• Written instruction: Below are some records. Say how many of their lines include the string "value", giving only the number.

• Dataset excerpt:
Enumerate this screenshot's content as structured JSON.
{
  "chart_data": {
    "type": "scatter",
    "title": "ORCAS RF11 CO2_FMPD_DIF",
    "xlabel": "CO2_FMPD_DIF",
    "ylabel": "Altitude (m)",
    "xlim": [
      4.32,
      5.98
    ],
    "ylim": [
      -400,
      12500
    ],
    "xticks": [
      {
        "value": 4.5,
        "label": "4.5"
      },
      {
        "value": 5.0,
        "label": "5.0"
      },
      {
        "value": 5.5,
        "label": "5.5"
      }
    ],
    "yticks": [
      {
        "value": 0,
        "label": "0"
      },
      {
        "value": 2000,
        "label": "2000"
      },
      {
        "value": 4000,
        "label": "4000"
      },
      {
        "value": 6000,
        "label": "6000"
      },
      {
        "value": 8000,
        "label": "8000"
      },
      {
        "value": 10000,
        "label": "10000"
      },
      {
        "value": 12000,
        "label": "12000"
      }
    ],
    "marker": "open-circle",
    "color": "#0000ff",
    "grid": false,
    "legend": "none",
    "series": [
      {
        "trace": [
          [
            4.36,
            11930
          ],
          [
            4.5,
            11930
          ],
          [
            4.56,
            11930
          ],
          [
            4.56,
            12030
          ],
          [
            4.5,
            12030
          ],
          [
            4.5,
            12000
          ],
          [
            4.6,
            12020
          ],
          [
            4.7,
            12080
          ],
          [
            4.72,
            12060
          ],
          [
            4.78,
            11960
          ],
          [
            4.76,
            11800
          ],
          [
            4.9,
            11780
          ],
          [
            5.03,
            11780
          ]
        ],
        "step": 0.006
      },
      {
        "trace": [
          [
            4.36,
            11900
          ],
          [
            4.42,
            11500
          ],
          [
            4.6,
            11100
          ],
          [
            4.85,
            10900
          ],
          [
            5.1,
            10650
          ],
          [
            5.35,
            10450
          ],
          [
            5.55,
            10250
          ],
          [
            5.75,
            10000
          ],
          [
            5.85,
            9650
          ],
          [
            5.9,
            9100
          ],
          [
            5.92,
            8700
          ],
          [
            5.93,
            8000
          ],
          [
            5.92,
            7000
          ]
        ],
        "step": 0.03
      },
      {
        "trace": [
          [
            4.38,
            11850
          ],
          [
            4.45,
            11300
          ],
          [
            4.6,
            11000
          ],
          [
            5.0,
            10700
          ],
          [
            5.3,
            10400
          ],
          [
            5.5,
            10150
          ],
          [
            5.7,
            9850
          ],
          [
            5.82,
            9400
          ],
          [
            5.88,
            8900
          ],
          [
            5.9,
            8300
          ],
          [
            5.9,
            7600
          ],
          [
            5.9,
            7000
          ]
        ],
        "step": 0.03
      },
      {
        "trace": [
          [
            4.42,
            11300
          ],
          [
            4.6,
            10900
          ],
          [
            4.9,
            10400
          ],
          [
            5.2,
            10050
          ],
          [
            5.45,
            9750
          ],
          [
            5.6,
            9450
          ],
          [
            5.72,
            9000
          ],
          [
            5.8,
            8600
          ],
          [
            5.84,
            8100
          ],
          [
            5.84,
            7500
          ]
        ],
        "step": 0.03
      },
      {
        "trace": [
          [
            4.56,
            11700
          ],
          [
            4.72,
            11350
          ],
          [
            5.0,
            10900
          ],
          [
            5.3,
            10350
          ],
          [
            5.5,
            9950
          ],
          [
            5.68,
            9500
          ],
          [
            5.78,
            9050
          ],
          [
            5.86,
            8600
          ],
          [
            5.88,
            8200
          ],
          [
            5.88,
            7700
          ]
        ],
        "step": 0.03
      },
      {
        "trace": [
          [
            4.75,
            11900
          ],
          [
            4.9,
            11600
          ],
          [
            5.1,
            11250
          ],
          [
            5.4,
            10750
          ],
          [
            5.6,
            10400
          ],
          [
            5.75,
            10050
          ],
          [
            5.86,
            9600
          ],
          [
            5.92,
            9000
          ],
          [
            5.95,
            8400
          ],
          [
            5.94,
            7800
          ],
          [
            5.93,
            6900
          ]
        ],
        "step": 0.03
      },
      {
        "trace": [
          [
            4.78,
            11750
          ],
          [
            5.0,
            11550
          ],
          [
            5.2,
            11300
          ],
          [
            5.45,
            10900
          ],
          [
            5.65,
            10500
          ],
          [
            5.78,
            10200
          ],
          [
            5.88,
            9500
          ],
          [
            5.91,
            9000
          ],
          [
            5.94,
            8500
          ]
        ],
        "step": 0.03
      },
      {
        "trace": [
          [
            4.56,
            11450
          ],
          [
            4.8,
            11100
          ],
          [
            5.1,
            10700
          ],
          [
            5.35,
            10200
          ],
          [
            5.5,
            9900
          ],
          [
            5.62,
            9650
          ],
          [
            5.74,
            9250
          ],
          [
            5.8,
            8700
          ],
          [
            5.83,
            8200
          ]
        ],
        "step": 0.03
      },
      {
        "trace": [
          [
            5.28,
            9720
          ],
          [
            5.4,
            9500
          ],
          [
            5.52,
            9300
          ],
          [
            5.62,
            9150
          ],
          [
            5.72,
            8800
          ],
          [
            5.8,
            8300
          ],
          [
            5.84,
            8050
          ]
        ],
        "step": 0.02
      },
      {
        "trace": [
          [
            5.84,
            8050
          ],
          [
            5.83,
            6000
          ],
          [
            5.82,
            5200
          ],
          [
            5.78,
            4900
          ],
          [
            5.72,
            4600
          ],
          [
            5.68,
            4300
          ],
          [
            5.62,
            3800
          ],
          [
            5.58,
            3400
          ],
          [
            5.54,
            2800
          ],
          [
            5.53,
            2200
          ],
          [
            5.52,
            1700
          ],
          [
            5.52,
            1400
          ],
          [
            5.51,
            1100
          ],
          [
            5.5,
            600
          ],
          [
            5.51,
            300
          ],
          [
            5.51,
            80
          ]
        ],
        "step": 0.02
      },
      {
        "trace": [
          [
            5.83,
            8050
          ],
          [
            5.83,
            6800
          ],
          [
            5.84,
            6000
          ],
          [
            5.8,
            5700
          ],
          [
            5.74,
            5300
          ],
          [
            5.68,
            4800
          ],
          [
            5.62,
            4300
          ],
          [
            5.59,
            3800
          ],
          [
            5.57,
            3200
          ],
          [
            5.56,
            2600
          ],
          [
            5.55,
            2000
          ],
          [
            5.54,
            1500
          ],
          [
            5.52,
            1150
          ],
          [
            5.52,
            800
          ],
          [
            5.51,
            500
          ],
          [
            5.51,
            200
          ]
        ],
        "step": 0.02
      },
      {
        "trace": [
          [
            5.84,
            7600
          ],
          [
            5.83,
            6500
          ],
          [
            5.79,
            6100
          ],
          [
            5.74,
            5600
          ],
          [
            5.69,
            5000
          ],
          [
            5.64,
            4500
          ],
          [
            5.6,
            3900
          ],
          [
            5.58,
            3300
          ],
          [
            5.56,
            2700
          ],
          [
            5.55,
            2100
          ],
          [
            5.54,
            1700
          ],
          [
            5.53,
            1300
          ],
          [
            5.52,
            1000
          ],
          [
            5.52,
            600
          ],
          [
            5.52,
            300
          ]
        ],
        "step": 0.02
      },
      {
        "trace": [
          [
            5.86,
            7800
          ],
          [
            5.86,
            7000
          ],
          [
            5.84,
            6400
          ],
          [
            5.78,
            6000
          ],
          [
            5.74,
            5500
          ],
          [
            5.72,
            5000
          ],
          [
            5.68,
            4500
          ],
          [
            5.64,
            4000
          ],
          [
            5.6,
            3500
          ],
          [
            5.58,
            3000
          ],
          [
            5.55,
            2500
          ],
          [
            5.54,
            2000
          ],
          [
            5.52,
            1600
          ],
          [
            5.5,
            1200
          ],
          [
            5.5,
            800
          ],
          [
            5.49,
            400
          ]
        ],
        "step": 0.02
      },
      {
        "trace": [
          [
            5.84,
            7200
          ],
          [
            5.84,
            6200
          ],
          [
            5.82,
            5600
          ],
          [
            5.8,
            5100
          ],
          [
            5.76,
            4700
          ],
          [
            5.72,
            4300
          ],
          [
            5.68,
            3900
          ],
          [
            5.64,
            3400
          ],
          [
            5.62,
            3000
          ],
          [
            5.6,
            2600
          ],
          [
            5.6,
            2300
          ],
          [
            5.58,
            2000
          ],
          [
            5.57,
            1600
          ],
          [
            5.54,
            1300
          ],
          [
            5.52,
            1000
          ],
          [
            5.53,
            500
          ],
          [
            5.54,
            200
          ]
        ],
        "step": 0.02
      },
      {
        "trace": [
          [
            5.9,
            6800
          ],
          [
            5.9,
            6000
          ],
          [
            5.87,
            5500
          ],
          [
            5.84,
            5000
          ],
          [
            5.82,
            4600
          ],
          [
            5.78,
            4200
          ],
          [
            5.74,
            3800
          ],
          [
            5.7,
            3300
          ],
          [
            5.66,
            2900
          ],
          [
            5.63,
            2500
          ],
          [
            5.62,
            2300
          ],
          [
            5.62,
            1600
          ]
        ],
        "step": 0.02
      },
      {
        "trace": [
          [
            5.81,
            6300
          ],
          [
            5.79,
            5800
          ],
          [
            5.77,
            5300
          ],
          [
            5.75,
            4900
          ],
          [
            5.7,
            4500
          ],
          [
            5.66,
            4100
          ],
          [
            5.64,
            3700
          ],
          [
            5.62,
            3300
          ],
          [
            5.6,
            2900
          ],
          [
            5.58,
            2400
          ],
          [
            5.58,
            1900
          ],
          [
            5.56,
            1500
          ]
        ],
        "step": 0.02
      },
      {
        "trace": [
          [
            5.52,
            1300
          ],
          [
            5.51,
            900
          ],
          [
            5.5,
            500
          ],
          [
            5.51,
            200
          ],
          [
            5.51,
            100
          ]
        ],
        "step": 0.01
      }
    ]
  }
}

• Worked solution: 10